• INSTRUCTIONS TO FOLLOW: Images must not appear in your copy; reproduce every other part of the records exactly.

─── RECORDED INFORMATION ───

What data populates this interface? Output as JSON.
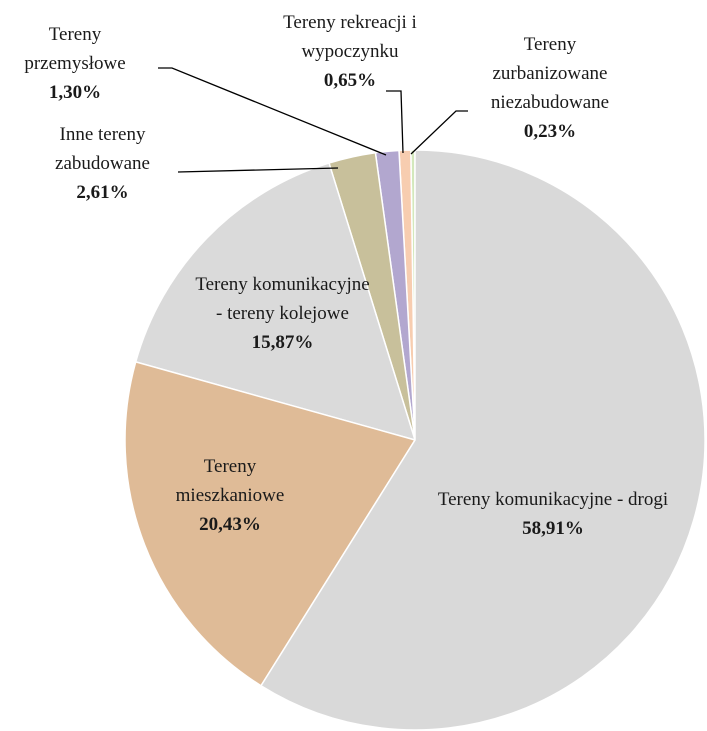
{
  "chart_data": {
    "type": "pie",
    "categories": [
      "Tereny komunikacyjne - drogi",
      "Tereny mieszkaniowe",
      "Tereny komunikacyjne - tereny kolejowe",
      "Inne tereny zabudowane",
      "Tereny przemysłowe",
      "Tereny rekreacji i wypoczynku",
      "Tereny zurbanizowane niezabudowane"
    ],
    "values": [
      58.91,
      20.43,
      15.87,
      2.61,
      1.3,
      0.65,
      0.23
    ],
    "value_labels": [
      "58,91%",
      "20,43%",
      "15,87%",
      "2,61%",
      "1,30%",
      "0,65%",
      "0,23%"
    ],
    "colors": [
      "#d9d9d9",
      "#dfbb97",
      "#dadada",
      "#c8c09b",
      "#b2a7cf",
      "#f7cdb0",
      "#d3e8bc"
    ]
  }
}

───

• ANSWER TO THIS TASK:
What data populates this interface? Output as JSON.
{
  "chart_data": {
    "type": "pie",
    "categories": [
      "Tereny komunikacyjne - drogi",
      "Tereny mieszkaniowe",
      "Tereny komunikacyjne - tereny kolejowe",
      "Inne tereny zabudowane",
      "Tereny przemysłowe",
      "Tereny rekreacji i wypoczynku",
      "Tereny zurbanizowane niezabudowane"
    ],
    "values": [
      58.91,
      20.43,
      15.87,
      2.61,
      1.3,
      0.65,
      0.23
    ],
    "value_labels": [
      "58,91%",
      "20,43%",
      "15,87%",
      "2,61%",
      "1,30%",
      "0,65%",
      "0,23%"
    ],
    "colors": [
      "#d9d9d9",
      "#dfbb97",
      "#dadada",
      "#c8c09b",
      "#b2a7cf",
      "#f7cdb0",
      "#d3e8bc"
    ]
  }
}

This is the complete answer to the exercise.